**Input data:**
--- START ---
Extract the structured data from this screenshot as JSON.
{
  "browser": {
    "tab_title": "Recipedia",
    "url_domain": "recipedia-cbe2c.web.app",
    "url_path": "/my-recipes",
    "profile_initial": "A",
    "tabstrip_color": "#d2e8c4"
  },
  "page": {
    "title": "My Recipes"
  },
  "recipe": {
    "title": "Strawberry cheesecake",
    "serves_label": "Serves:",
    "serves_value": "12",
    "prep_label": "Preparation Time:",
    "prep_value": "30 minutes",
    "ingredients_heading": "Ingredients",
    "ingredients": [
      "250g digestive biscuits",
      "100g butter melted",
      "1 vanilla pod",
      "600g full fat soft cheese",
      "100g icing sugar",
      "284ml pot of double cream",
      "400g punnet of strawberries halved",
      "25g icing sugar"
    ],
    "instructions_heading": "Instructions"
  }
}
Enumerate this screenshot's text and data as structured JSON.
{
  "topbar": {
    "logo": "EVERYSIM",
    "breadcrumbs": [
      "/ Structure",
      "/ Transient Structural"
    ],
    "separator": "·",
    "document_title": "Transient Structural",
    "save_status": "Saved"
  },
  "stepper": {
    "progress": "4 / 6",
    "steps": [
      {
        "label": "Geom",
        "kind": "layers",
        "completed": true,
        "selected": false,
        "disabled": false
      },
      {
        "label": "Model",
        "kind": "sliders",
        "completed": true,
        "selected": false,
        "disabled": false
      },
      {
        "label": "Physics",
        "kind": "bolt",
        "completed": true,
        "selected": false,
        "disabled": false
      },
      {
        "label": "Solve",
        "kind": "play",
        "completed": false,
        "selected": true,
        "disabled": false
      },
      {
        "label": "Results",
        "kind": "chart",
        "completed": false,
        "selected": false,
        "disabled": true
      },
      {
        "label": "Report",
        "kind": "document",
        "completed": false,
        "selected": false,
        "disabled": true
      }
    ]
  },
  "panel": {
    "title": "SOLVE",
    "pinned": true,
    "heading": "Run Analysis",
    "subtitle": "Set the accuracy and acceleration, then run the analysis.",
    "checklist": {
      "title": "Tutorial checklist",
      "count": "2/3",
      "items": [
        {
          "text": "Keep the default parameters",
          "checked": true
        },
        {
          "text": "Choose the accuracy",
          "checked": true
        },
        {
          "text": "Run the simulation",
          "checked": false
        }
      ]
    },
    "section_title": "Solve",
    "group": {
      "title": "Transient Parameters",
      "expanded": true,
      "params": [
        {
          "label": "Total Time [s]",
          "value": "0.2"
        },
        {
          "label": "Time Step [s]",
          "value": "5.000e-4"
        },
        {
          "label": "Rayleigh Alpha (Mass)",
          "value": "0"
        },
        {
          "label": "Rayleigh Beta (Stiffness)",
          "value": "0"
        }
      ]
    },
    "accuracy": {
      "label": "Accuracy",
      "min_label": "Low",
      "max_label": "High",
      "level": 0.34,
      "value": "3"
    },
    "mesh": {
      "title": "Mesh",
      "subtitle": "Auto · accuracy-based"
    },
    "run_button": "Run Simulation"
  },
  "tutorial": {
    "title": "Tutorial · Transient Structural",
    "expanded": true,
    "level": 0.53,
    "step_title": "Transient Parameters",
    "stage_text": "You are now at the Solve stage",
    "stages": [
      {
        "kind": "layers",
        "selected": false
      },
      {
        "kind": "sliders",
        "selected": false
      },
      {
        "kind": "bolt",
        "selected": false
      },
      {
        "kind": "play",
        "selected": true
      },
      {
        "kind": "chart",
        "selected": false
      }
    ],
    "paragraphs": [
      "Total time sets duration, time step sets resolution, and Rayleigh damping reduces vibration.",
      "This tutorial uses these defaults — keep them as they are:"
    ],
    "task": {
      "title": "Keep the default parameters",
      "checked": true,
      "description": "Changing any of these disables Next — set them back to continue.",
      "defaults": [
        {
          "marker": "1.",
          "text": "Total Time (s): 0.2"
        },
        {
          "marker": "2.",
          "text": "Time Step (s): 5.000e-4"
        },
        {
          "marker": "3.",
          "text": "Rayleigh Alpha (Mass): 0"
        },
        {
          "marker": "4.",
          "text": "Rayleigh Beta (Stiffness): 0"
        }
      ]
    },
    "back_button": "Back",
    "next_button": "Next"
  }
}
--- END ---
**What is expected:** Take the material above and return all of it exactly.

**Expected output:**
Extract the structured data from this screenshot as JSON.
{
  "browser": {
    "tab_title": "Recipedia",
    "url_domain": "recipedia-cbe2c.web.app",
    "url_path": "/my-recipes",
    "profile_initial": "A",
    "tabstrip_color": "#d2e8c4"
  },
  "page": {
    "title": "My Recipes"
  },
  "recipe": {
    "title": "Strawberry cheesecake",
    "serves_label": "Serves:",
    "serves_value": "12",
    "prep_label": "Preparation Time:",
    "prep_value": "30 minutes",
    "ingredients_heading": "Ingredients",
    "ingredients": [
      "250g digestive biscuits",
      "100g butter melted",
      "1 vanilla pod",
      "600g full fat soft cheese",
      "100g icing sugar",
      "284ml pot of double cream",
      "400g punnet of strawberries halved",
      "25g icing sugar"
    ],
    "instructions_heading": "Instructions"
  }
}
Enumerate this screenshot's text and data as structured JSON.
{
  "topbar": {
    "logo": "EVERYSIM",
    "breadcrumbs": [
      "/ Structure",
      "/ Transient Structural"
    ],
    "separator": "·",
    "document_title": "Transient Structural",
    "save_status": "Saved"
  },
  "stepper": {
    "progress": "4 / 6",
    "steps": [
      {
        "label": "Geom",
        "kind": "layers",
        "completed": true,
        "selected": false,
        "disabled": false
      },
      {
        "label": "Model",
        "kind": "sliders",
        "completed": true,
        "selected": false,
        "disabled": false
      },
      {
        "label": "Physics",
        "kind": "bolt",
        "completed": true,
        "selected": false,
        "disabled": false
      },
      {
        "label": "Solve",
        "kind": "play",
        "completed": false,
        "selected": true,
        "disabled": false
      },
      {
        "label": "Results",
        "kind": "chart",
        "completed": false,
        "selected": false,
        "disabled": true
      },
      {
        "label": "Report",
        "kind": "document",
        "completed": false,
        "selected": false,
        "disabled": true
      }
    ]
  },
  "panel": {
    "title": "SOLVE",
    "pinned": true,
    "heading": "Run Analysis",
    "subtitle": "Set the accuracy and acceleration, then run the analysis.",
    "checklist": {
      "title": "Tutorial checklist",
      "count": "2/3",
      "items": [
        {
          "text": "Keep the default parameters",
          "checked": true
        },
        {
          "text": "Choose the accuracy",
          "checked": true
        },
        {
          "text": "Run the simulation",
          "checked": false
        }
      ]
    },
    "section_title": "Solve",
    "group": {
      "title": "Transient Parameters",
      "expanded": true,
      "params": [
        {
          "label": "Total Time [s]",
          "value": "0.2"
        },
        {
          "label": "Time Step [s]",
          "value": "5.000e-4"
        },
        {
          "label": "Rayleigh Alpha (Mass)",
          "value": "0"
        },
        {
          "label": "Rayleigh Beta (Stiffness)",
          "value": "0"
        }
      ]
    },
    "accuracy": {
      "label": "Accuracy",
      "min_label": "Low",
      "max_label": "High",
      "level": 0.34,
      "value": "3"
    },
    "mesh": {
      "title": "Mesh",
      "subtitle": "Auto · accuracy-based"
    },
    "run_button": "Run Simulation"
  },
  "tutorial": {
    "title": "Tutorial · Transient Structural",
    "expanded": true,
    "level": 0.53,
    "step_title": "Transient Parameters",
    "stage_text": "You are now at the Solve stage",
    "stages": [
      {
        "kind": "layers",
        "selected": false
      },
      {
        "kind": "sliders",
        "selected": false
      },
      {
        "kind": "bolt",
        "selected": false
      },
      {
        "kind": "play",
        "selected": true
      },
      {
        "kind": "chart",
        "selected": false
      }
    ],
    "paragraphs": [
      "Total time sets duration, time step sets resolution, and Rayleigh damping reduces vibration.",
      "This tutorial uses these defaults — keep them as they are:"
    ],
    "task": {
      "title": "Keep the default parameters",
      "checked": true,
      "description": "Changing any of these disables Next — set them back to continue.",
      "defaults": [
        {
          "marker": "1.",
          "text": "Total Time (s): 0.2"
        },
        {
          "marker": "2.",
          "text": "Time Step (s): 5.000e-4"
        },
        {
          "marker": "3.",
          "text": "Rayleigh Alpha (Mass): 0"
        },
        {
          "marker": "4.",
          "text": "Rayleigh Beta (Stiffness): 0"
        }
      ]
    },
    "back_button": "Back",
    "next_button": "Next"
  }
}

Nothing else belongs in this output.